▸ EXERCISE BRIEF: Repeat each line exactly as it is written.

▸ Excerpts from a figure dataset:

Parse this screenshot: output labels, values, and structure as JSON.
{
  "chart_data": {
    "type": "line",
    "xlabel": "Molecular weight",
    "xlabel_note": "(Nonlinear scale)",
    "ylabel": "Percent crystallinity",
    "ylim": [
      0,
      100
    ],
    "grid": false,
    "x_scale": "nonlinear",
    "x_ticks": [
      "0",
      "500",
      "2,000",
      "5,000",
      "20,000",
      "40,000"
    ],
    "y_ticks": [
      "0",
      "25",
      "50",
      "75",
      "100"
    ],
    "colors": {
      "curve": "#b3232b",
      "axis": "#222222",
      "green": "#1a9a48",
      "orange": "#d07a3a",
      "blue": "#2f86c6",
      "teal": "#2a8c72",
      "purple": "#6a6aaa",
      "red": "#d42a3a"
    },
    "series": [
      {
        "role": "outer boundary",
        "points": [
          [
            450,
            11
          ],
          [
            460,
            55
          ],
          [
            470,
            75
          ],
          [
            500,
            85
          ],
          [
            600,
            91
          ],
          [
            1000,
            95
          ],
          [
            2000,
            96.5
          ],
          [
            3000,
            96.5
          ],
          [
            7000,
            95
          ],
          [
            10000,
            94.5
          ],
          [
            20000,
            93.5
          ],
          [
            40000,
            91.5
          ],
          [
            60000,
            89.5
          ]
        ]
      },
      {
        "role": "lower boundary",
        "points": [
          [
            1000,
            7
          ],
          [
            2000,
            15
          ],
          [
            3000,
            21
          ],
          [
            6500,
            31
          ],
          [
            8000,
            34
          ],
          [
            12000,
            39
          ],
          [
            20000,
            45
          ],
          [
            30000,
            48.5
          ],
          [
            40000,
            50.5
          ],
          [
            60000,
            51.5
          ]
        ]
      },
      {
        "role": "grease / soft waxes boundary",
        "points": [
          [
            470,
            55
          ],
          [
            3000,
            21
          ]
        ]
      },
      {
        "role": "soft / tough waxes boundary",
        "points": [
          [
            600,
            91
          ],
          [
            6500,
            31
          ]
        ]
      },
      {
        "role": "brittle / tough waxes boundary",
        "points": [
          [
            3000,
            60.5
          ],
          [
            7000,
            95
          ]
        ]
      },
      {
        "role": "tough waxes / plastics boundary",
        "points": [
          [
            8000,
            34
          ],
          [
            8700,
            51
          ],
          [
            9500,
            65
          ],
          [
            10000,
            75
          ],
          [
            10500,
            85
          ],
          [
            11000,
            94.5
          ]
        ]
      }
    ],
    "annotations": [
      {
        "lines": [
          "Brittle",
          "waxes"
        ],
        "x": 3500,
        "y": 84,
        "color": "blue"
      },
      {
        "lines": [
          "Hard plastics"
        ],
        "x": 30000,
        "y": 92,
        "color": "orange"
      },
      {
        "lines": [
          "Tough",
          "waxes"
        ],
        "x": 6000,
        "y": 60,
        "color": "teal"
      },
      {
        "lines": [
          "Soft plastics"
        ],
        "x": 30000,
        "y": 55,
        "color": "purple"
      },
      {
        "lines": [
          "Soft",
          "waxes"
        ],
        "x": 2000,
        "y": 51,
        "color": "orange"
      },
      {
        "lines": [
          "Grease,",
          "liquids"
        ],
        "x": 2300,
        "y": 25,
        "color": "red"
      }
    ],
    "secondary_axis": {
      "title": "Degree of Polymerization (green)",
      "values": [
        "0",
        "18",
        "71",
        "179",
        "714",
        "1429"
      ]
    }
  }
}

▸ CORRECT ANSWER:
Parse this screenshot: output labels, values, and structure as JSON.
{
  "chart_data": {
    "type": "line",
    "xlabel": "Molecular weight",
    "xlabel_note": "(Nonlinear scale)",
    "ylabel": "Percent crystallinity",
    "ylim": [
      0,
      100
    ],
    "grid": false,
    "x_scale": "nonlinear",
    "x_ticks": [
      "0",
      "500",
      "2,000",
      "5,000",
      "20,000",
      "40,000"
    ],
    "y_ticks": [
      "0",
      "25",
      "50",
      "75",
      "100"
    ],
    "colors": {
      "curve": "#b3232b",
      "axis": "#222222",
      "green": "#1a9a48",
      "orange": "#d07a3a",
      "blue": "#2f86c6",
      "teal": "#2a8c72",
      "purple": "#6a6aaa",
      "red": "#d42a3a"
    },
    "series": [
      {
        "role": "outer boundary",
        "points": [
          [
            450,
            11
          ],
          [
            460,
            55
          ],
          [
            470,
            75
          ],
          [
            500,
            85
          ],
          [
            600,
            91
          ],
          [
            1000,
            95
          ],
          [
            2000,
            96.5
          ],
          [
            3000,
            96.5
          ],
          [
            7000,
            95
          ],
          [
            10000,
            94.5
          ],
          [
            20000,
            93.5
          ],
          [
            40000,
            91.5
          ],
          [
            60000,
            89.5
          ]
        ]
      },
      {
        "role": "lower boundary",
        "points": [
          [
            1000,
            7
          ],
          [
            2000,
            15
          ],
          [
            3000,
            21
          ],
          [
            6500,
            31
          ],
          [
            8000,
            34
          ],
          [
            12000,
            39
          ],
          [
            20000,
            45
          ],
          [
            30000,
            48.5
          ],
          [
            40000,
            50.5
          ],
          [
            60000,
            51.5
          ]
        ]
      },
      {
        "role": "grease / soft waxes boundary",
        "points": [
          [
            470,
            55
          ],
          [
            3000,
            21
          ]
        ]
      },
      {
        "role": "soft / tough waxes boundary",
        "points": [
          [
            600,
            91
          ],
          [
            6500,
            31
          ]
        ]
      },
      {
        "role": "brittle / tough waxes boundary",
        "points": [
          [
            3000,
            60.5
          ],
          [
            7000,
            95
          ]
        ]
      },
      {
        "role": "tough waxes / plastics boundary",
        "points": [
          [
            8000,
            34
          ],
          [
            8700,
            51
          ],
          [
            9500,
            65
          ],
          [
            10000,
            75
          ],
          [
            10500,
            85
          ],
          [
            11000,
            94.5
          ]
        ]
      }
    ],
    "annotations": [
      {
        "lines": [
          "Brittle",
          "waxes"
        ],
        "x": 3500,
        "y": 84,
        "color": "blue"
      },
      {
        "lines": [
          "Hard plastics"
        ],
        "x": 30000,
        "y": 92,
        "color": "orange"
      },
      {
        "lines": [
          "Tough",
          "waxes"
        ],
        "x": 6000,
        "y": 60,
        "color": "teal"
      },
      {
        "lines": [
          "Soft plastics"
        ],
        "x": 30000,
        "y": 55,
        "color": "purple"
      },
      {
        "lines": [
          "Soft",
          "waxes"
        ],
        "x": 2000,
        "y": 51,
        "color": "orange"
      },
      {
        "lines": [
          "Grease,",
          "liquids"
        ],
        "x": 2300,
        "y": 25,
        "color": "red"
      }
    ],
    "secondary_axis": {
      "title": "Degree of Polymerization (green)",
      "values": [
        "0",
        "18",
        "71",
        "179",
        "714",
        "1429"
      ]
    }
  }
}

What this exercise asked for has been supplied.